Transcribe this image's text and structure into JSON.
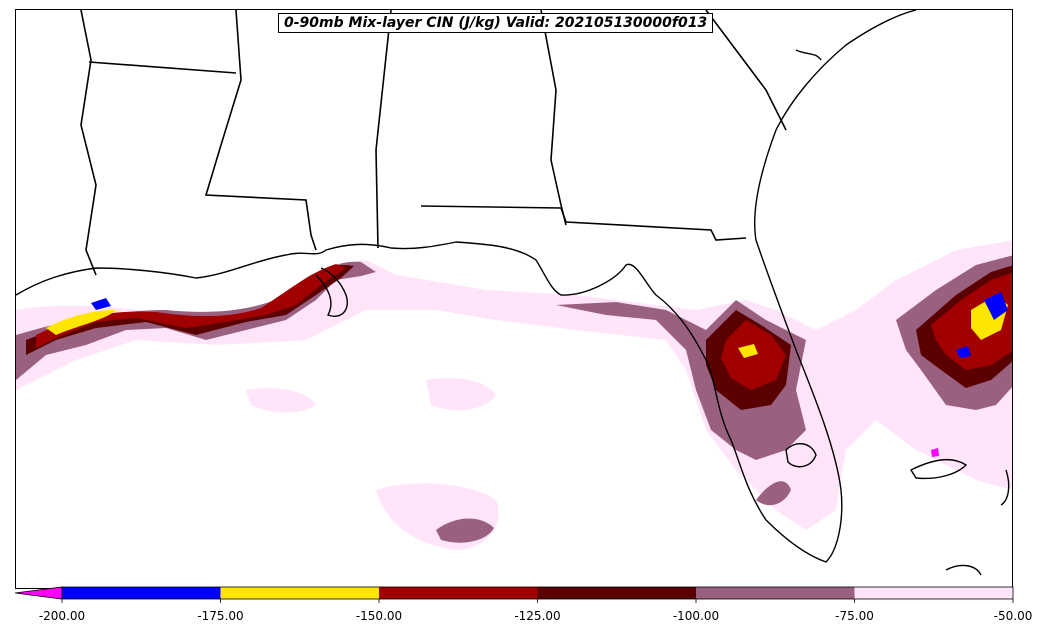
{
  "map": {
    "title": "0-90mb Mix-layer CIN (J/kg) Valid: 202105130000f013",
    "region": "Gulf of Mexico / Southeastern United States",
    "variable": "0-90mb Mix-layer CIN",
    "units": "J/kg",
    "valid_time": "202105130000",
    "forecast_hour": "f013"
  },
  "colorbar": {
    "extend_color": "#ff00ff",
    "bins": [
      {
        "from": -200,
        "to": -175,
        "color": "#0000ff"
      },
      {
        "from": -175,
        "to": -150,
        "color": "#ffe600"
      },
      {
        "from": -150,
        "to": -125,
        "color": "#a00000"
      },
      {
        "from": -125,
        "to": -100,
        "color": "#5a0000"
      },
      {
        "from": -100,
        "to": -75,
        "color": "#9a6080"
      },
      {
        "from": -75,
        "to": -50,
        "color": "#ffe4fa"
      }
    ],
    "tick_labels": [
      "-200.00",
      "-175.00",
      "-150.00",
      "-125.00",
      "-100.00",
      "-75.00",
      "-50.00"
    ]
  }
}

**Requirement**
Show every line in the records above that contains the word "from".

**Answer to this task**
        "from": -200,
        "from": -175,
        "from": -150,
        "from": -125,
        "from": -100,
        "from": -75,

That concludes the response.